Task statement: Identify all lines in the data containing the string "pelo". Copy them out.
--- Begin Listed records ---
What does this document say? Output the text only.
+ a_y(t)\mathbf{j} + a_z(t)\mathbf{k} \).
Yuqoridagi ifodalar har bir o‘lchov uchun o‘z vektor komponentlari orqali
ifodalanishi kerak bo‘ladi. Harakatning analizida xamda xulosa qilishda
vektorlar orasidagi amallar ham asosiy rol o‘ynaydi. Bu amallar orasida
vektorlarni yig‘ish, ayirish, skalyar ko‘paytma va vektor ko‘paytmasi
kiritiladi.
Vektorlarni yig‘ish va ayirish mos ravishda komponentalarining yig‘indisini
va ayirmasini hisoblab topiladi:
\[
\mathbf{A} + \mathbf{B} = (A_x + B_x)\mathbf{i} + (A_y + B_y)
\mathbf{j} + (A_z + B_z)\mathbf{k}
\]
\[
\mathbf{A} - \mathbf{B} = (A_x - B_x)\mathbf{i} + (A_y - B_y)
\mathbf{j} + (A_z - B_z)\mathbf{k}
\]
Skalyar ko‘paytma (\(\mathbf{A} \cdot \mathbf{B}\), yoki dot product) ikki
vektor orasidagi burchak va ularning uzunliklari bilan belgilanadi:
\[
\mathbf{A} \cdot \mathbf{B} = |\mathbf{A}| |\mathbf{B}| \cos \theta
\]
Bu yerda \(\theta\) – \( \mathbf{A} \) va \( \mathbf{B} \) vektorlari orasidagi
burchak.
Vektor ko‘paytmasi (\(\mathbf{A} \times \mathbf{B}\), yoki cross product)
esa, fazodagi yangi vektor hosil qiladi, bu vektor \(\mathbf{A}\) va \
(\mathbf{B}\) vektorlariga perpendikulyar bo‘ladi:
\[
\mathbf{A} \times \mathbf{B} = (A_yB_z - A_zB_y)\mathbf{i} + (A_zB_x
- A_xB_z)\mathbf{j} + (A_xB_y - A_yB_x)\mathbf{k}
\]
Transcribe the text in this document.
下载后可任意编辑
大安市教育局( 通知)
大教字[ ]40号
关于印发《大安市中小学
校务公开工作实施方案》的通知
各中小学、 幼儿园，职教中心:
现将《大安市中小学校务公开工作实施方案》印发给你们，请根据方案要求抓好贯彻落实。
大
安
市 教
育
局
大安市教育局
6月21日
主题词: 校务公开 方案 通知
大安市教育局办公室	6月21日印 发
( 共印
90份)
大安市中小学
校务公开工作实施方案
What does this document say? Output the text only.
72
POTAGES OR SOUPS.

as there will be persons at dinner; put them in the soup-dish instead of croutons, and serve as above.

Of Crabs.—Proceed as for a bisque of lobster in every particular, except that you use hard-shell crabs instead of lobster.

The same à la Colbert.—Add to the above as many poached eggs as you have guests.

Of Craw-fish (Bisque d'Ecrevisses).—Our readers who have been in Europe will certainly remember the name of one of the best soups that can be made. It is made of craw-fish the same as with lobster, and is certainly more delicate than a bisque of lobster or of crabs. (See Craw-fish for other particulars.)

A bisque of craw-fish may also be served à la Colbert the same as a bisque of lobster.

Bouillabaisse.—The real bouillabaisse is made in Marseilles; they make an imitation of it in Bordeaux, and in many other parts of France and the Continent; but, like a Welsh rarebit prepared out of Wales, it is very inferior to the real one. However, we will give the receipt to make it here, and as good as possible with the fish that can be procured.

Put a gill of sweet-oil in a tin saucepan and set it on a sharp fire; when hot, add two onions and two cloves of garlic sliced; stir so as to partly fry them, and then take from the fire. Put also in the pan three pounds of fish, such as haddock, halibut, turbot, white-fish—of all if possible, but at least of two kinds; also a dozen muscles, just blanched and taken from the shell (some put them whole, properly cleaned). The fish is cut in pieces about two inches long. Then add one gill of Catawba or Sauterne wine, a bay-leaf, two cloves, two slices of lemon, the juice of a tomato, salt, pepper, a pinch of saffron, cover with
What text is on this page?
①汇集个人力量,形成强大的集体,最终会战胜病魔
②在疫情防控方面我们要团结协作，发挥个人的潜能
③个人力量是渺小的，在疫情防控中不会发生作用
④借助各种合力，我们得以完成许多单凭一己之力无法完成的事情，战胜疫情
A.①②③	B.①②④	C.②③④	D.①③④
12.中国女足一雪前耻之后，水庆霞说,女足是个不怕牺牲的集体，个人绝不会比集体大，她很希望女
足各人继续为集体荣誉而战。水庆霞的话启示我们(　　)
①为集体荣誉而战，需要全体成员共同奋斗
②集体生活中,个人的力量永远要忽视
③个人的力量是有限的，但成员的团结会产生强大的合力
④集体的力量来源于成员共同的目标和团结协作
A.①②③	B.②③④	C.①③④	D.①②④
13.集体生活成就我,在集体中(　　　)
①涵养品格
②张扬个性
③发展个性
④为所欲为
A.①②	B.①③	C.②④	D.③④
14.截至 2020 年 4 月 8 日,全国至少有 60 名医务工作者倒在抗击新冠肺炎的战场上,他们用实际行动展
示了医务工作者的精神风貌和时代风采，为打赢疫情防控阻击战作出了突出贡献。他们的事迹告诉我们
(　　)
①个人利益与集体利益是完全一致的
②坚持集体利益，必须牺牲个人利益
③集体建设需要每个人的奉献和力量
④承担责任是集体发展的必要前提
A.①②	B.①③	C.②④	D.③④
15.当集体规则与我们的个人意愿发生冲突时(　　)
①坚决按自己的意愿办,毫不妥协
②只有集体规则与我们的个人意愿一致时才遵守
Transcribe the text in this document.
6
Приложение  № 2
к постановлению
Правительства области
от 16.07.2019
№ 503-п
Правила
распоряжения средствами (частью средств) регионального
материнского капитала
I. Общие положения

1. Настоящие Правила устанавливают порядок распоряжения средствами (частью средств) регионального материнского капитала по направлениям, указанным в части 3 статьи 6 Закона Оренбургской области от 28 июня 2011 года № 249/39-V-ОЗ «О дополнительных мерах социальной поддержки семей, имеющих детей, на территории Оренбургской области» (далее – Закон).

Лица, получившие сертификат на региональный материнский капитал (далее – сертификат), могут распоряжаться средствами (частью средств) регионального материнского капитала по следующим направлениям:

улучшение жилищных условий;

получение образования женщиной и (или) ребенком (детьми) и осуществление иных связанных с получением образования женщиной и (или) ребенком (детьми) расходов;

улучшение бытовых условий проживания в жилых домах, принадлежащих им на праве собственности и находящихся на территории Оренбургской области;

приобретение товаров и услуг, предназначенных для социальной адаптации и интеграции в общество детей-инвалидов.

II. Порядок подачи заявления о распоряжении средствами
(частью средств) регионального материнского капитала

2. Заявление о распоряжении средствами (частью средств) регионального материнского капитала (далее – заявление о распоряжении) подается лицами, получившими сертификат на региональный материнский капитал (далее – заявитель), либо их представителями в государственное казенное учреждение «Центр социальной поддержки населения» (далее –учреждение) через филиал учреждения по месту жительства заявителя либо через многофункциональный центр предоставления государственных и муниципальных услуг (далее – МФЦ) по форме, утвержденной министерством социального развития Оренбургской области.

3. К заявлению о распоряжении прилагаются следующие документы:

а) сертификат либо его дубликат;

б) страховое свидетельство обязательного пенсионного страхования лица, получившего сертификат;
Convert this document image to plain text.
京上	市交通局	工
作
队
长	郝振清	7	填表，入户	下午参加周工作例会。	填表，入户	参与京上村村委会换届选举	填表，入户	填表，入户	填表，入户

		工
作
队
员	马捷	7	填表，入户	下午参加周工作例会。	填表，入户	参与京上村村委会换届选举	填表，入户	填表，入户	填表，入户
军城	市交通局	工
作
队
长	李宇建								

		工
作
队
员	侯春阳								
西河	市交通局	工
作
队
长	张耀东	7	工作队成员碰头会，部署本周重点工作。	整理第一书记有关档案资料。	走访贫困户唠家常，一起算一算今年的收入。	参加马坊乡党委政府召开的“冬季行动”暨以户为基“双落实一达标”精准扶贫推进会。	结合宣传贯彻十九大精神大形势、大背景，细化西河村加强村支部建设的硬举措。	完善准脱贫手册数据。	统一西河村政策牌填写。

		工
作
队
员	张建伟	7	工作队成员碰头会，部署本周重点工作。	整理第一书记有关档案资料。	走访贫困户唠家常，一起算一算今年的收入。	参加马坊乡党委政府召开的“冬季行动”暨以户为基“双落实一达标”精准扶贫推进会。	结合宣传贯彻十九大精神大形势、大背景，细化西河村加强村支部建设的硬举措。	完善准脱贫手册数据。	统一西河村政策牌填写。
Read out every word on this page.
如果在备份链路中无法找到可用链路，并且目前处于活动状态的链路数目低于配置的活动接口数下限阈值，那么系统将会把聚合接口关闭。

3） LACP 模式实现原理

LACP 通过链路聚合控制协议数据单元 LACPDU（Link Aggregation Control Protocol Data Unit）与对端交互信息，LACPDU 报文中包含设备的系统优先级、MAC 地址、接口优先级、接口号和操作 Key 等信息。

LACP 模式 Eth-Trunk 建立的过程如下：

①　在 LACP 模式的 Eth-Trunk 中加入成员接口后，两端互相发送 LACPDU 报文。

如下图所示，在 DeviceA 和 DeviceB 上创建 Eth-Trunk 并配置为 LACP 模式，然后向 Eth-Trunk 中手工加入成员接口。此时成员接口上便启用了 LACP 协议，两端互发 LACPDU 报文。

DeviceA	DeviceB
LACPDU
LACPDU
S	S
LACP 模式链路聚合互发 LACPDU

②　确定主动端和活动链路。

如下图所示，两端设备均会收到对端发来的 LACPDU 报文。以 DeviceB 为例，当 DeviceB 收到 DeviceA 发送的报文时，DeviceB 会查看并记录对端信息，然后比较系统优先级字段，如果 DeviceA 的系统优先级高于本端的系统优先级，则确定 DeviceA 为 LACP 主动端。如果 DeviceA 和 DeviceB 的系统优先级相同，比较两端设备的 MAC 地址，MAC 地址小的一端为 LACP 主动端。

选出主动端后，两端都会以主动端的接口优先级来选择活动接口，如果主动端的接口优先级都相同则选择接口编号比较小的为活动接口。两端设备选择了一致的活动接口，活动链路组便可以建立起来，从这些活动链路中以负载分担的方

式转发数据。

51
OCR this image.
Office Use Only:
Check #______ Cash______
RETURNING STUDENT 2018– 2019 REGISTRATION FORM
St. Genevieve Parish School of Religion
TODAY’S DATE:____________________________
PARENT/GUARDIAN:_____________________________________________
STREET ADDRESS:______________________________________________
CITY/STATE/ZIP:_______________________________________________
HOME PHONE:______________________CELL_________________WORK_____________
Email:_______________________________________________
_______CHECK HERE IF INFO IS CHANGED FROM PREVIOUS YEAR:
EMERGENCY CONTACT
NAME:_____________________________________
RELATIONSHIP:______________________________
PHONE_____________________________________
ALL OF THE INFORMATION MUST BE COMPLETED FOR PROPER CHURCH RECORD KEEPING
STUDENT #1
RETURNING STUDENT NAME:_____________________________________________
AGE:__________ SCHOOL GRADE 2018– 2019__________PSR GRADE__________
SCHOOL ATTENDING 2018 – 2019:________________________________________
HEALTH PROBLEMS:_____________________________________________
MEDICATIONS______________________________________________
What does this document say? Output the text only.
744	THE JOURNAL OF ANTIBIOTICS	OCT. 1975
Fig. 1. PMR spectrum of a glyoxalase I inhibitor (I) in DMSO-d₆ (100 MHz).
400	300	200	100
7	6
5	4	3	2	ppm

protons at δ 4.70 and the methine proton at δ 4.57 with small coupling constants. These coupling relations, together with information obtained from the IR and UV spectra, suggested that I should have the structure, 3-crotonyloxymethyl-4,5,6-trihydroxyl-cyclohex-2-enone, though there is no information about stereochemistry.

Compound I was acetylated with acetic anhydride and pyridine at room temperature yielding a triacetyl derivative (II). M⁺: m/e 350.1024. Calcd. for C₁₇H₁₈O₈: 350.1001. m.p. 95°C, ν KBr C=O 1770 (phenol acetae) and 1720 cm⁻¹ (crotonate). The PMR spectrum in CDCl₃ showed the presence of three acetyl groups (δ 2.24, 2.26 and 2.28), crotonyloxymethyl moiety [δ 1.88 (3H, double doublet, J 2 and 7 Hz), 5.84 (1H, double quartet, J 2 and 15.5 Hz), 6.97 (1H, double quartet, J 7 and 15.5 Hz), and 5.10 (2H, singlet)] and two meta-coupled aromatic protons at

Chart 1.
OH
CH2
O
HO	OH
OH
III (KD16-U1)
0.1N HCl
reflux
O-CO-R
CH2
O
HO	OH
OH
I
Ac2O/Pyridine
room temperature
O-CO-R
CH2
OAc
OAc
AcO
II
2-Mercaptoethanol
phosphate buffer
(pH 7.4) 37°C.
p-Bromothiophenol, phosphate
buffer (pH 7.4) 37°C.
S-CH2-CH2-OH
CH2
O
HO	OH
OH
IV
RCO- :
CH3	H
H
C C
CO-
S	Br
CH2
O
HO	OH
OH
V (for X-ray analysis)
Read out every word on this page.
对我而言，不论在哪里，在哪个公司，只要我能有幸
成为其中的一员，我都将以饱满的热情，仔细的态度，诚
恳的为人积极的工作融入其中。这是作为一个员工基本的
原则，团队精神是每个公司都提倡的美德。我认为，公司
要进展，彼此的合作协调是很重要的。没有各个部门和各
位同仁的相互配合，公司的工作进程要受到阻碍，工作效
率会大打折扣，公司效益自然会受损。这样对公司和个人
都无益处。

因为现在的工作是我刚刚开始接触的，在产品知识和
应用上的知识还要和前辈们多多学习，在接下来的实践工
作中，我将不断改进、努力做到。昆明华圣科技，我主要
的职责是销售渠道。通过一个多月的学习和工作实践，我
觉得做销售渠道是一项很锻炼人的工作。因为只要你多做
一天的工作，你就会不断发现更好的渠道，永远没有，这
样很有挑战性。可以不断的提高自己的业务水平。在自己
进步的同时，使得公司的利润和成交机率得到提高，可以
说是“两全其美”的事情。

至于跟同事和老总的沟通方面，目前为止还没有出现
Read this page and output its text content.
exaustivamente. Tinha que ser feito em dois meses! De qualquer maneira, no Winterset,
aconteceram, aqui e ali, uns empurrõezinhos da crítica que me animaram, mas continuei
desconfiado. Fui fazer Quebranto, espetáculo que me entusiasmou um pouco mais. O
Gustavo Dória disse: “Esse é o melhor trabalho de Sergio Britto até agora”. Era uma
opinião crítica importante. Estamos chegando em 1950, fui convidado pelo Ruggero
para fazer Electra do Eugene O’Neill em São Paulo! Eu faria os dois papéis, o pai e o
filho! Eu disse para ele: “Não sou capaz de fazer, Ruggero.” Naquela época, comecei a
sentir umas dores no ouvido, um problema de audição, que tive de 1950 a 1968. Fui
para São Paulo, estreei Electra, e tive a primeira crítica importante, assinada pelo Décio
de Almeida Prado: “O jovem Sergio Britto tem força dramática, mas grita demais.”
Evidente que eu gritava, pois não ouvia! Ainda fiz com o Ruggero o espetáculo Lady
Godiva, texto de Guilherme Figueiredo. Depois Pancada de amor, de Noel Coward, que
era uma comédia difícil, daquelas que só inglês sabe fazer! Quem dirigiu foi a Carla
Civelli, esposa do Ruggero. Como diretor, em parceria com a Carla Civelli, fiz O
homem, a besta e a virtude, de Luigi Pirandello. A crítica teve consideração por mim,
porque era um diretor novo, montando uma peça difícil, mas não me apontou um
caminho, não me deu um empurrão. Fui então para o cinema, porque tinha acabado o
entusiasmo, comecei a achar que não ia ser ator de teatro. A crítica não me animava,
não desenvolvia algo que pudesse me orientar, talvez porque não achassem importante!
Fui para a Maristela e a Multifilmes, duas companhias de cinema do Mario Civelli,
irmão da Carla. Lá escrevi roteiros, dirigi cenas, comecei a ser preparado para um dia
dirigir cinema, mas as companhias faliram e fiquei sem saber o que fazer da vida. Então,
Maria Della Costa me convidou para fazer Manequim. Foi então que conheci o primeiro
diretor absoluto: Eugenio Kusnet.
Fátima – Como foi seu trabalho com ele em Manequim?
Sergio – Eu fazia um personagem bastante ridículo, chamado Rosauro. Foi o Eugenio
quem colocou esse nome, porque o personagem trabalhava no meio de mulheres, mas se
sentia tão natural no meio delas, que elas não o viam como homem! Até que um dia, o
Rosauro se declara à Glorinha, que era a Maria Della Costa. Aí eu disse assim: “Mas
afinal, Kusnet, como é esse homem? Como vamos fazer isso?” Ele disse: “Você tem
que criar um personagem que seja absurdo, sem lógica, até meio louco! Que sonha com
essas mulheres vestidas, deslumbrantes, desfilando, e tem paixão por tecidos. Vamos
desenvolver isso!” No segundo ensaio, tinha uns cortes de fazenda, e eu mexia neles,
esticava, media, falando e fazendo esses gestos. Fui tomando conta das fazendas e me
--- End Listed records ---
Task answer:
opinião crítica importante. Estamos chegando em 1950, fui convidado pelo Ruggero
para São Paulo, estreei Electra, e tive a primeira crítica importante, assinada pelo Décio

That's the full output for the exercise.